start Extracted material
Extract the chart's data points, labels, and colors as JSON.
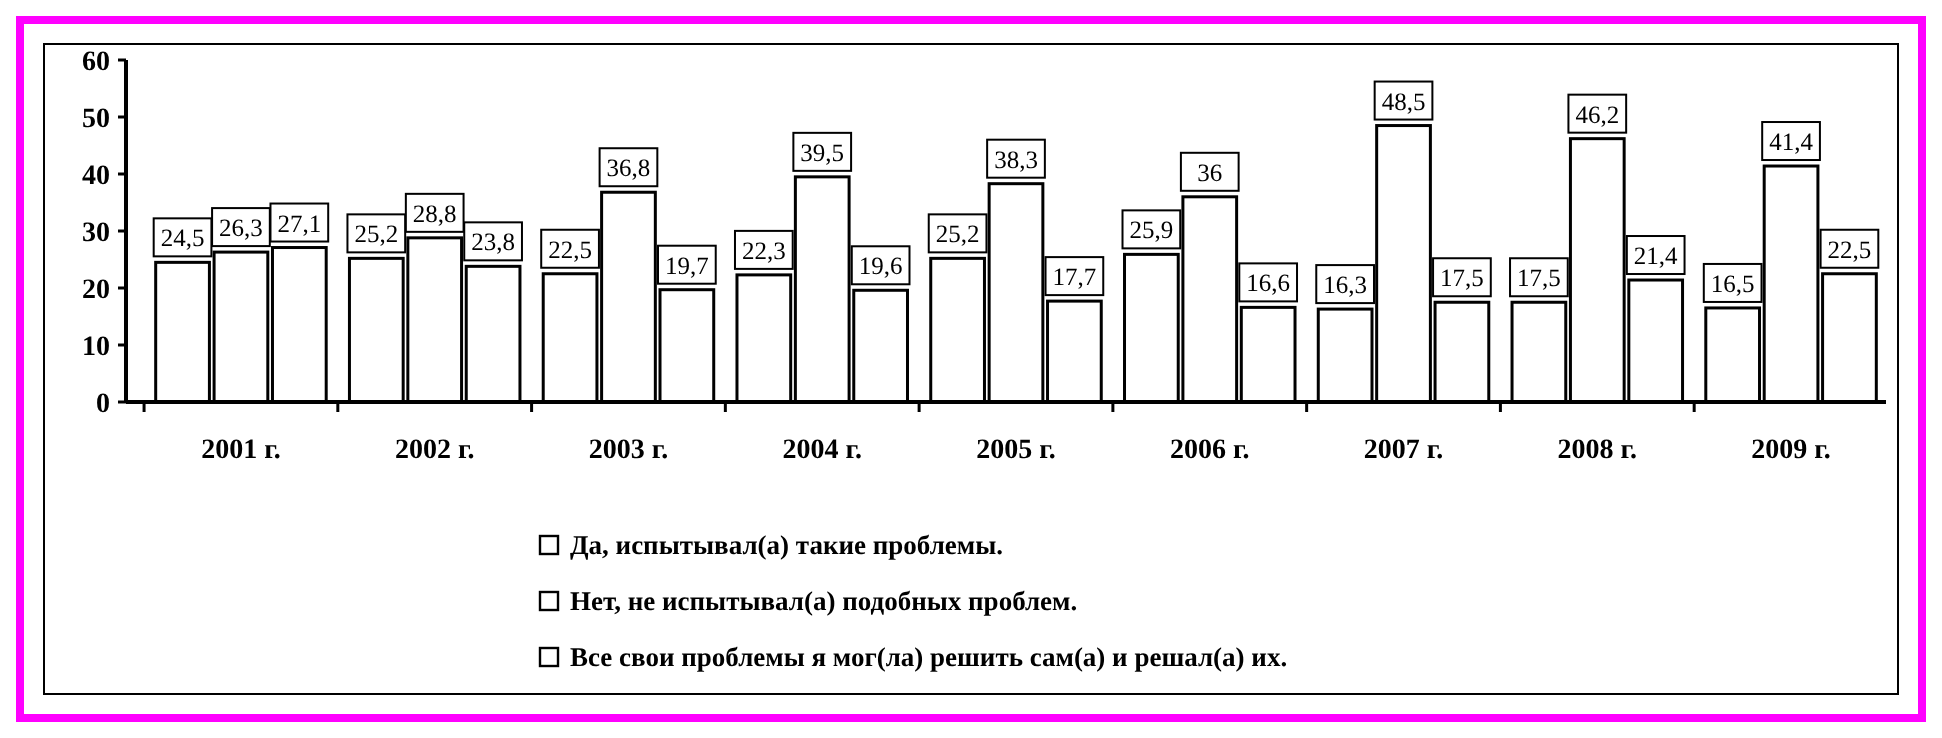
{
  "chart_data": {
    "type": "bar",
    "categories": [
      "2001 г.",
      "2002 г.",
      "2003 г.",
      "2004 г.",
      "2005 г.",
      "2006 г.",
      "2007 г.",
      "2008 г.",
      "2009 г."
    ],
    "series": [
      {
        "name": "Да, испытывал(а) такие проблемы.",
        "color": "#ffffff",
        "values": [
          24.5,
          25.2,
          22.5,
          22.3,
          25.2,
          25.9,
          16.3,
          17.5,
          16.5
        ],
        "value_labels": [
          "24,5",
          "25,2",
          "22,5",
          "22,3",
          "25,2",
          "25,9",
          "16,3",
          "17,5",
          "16,5"
        ]
      },
      {
        "name": "Нет, не испытывал(а) подобных проблем.",
        "color": "#ffffff",
        "values": [
          26.3,
          28.8,
          36.8,
          39.5,
          38.3,
          36,
          48.5,
          46.2,
          41.4
        ],
        "value_labels": [
          "26,3",
          "28,8",
          "36,8",
          "39,5",
          "38,3",
          "36",
          "48,5",
          "46,2",
          "41,4"
        ]
      },
      {
        "name": "Все свои проблемы я мог(ла) решить сам(а) и решал(а) их.",
        "color": "#ffffff",
        "values": [
          27.1,
          23.8,
          19.7,
          19.6,
          17.7,
          16.6,
          17.5,
          21.4,
          22.5
        ],
        "value_labels": [
          "27,1",
          "23,8",
          "19,7",
          "19,6",
          "17,7",
          "16,6",
          "17,5",
          "21,4",
          "22,5"
        ]
      }
    ],
    "ylim": [
      0,
      60
    ],
    "yticks": [
      0,
      10,
      20,
      30,
      40,
      50,
      60
    ],
    "grid": false,
    "legend": "bottom"
  }
}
end Extracted material
### Exercise details:
Collect from the data above every line that includes "проблемы".

### Task output:
        "name": "Да, испытывал(а) такие проблемы.",
        "name": "Все свои проблемы я мог(ла) решить сам(а) и решал(а) их.",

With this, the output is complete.